Give the records back in full, exactly as they read.

Data supplied:
::::::::::

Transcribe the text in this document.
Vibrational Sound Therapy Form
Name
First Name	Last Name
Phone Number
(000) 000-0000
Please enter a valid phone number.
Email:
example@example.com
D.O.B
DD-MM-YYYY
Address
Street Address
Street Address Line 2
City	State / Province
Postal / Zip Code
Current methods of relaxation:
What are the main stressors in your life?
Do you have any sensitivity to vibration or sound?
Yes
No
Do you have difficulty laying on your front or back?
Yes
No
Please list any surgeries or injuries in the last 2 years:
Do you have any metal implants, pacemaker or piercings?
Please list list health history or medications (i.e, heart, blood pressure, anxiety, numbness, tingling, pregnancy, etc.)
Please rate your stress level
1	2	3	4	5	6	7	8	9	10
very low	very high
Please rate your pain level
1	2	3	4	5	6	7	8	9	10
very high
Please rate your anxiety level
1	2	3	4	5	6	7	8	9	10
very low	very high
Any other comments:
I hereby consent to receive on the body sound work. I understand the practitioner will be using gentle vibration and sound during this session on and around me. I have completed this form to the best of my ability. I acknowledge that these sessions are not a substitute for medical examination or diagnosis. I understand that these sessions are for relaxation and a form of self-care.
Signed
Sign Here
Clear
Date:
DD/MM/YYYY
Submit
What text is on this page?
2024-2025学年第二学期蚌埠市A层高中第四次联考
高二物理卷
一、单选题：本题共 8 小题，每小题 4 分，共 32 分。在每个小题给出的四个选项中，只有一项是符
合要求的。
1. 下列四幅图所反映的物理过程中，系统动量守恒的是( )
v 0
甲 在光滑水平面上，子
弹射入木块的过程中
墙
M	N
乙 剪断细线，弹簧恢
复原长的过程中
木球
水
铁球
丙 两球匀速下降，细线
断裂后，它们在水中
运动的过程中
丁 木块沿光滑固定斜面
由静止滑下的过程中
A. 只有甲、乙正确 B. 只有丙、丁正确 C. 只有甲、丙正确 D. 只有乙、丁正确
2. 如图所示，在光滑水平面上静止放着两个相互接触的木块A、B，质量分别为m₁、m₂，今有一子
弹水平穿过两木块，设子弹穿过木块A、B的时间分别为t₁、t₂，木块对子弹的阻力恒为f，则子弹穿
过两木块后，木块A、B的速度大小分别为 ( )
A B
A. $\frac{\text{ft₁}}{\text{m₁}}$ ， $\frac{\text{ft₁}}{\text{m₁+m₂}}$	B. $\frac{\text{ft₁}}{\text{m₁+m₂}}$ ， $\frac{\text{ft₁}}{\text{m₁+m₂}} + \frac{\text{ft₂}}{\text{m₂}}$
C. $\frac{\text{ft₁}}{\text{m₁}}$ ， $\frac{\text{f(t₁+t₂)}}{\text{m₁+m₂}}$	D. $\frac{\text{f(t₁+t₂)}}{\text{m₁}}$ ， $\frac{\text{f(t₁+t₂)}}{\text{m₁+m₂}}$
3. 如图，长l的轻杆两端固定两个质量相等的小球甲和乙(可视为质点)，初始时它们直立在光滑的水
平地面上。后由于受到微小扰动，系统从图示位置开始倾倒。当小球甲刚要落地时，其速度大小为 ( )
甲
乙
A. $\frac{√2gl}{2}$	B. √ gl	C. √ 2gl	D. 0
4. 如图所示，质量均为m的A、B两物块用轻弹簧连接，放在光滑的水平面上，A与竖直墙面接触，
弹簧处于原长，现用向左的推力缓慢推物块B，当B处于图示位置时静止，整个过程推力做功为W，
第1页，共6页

::::::::::

Answer in full:
Transcribe the text in this document.
Vibrational Sound Therapy Form
Name
First Name	Last Name
Phone Number
(000) 000-0000
Please enter a valid phone number.
Email:
example@example.com
D.O.B
DD-MM-YYYY
Address
Street Address
Street Address Line 2
City	State / Province
Postal / Zip Code
Current methods of relaxation:
What are the main stressors in your life?
Do you have any sensitivity to vibration or sound?
Yes
No
Do you have difficulty laying on your front or back?
Yes
No
Please list any surgeries or injuries in the last 2 years:
Do you have any metal implants, pacemaker or piercings?
Please list list health history or medications (i.e, heart, blood pressure, anxiety, numbness, tingling, pregnancy, etc.)
Please rate your stress level
1	2	3	4	5	6	7	8	9	10
very low	very high
Please rate your pain level
1	2	3	4	5	6	7	8	9	10
very high
Please rate your anxiety level
1	2	3	4	5	6	7	8	9	10
very low	very high
Any other comments:
I hereby consent to receive on the body sound work. I understand the practitioner will be using gentle vibration and sound during this session on and around me. I have completed this form to the best of my ability. I acknowledge that these sessions are not a substitute for medical examination or diagnosis. I understand that these sessions are for relaxation and a form of self-care.
Signed
Sign Here
Clear
Date:
DD/MM/YYYY
Submit
What text is on this page?
2024-2025学年第二学期蚌埠市A层高中第四次联考
高二物理卷
一、单选题：本题共 8 小题，每小题 4 分，共 32 分。在每个小题给出的四个选项中，只有一项是符
合要求的。
1. 下列四幅图所反映的物理过程中，系统动量守恒的是( )
v 0
甲 在光滑水平面上，子
弹射入木块的过程中
墙
M	N
乙 剪断细线，弹簧恢
复原长的过程中
木球
水
铁球
丙 两球匀速下降，细线
断裂后，它们在水中
运动的过程中
丁 木块沿光滑固定斜面
由静止滑下的过程中
A. 只有甲、乙正确 B. 只有丙、丁正确 C. 只有甲、丙正确 D. 只有乙、丁正确
2. 如图所示，在光滑水平面上静止放着两个相互接触的木块A、B，质量分别为m₁、m₂，今有一子
弹水平穿过两木块，设子弹穿过木块A、B的时间分别为t₁、t₂，木块对子弹的阻力恒为f，则子弹穿
过两木块后，木块A、B的速度大小分别为 ( )
A B
A. $\frac{\text{ft₁}}{\text{m₁}}$ ， $\frac{\text{ft₁}}{\text{m₁+m₂}}$	B. $\frac{\text{ft₁}}{\text{m₁+m₂}}$ ， $\frac{\text{ft₁}}{\text{m₁+m₂}} + \frac{\text{ft₂}}{\text{m₂}}$
C. $\frac{\text{ft₁}}{\text{m₁}}$ ， $\frac{\text{f(t₁+t₂)}}{\text{m₁+m₂}}$	D. $\frac{\text{f(t₁+t₂)}}{\text{m₁}}$ ， $\frac{\text{f(t₁+t₂)}}{\text{m₁+m₂}}$
3. 如图，长l的轻杆两端固定两个质量相等的小球甲和乙(可视为质点)，初始时它们直立在光滑的水
平地面上。后由于受到微小扰动，系统从图示位置开始倾倒。当小球甲刚要落地时，其速度大小为 ( )
甲
乙
A. $\frac{√2gl}{2}$	B. √ gl	C. √ 2gl	D. 0
4. 如图所示，质量均为m的A、B两物块用轻弹簧连接，放在光滑的水平面上，A与竖直墙面接触，
弹簧处于原长，现用向左的推力缓慢推物块B，当B处于图示位置时静止，整个过程推力做功为W，
第1页，共6页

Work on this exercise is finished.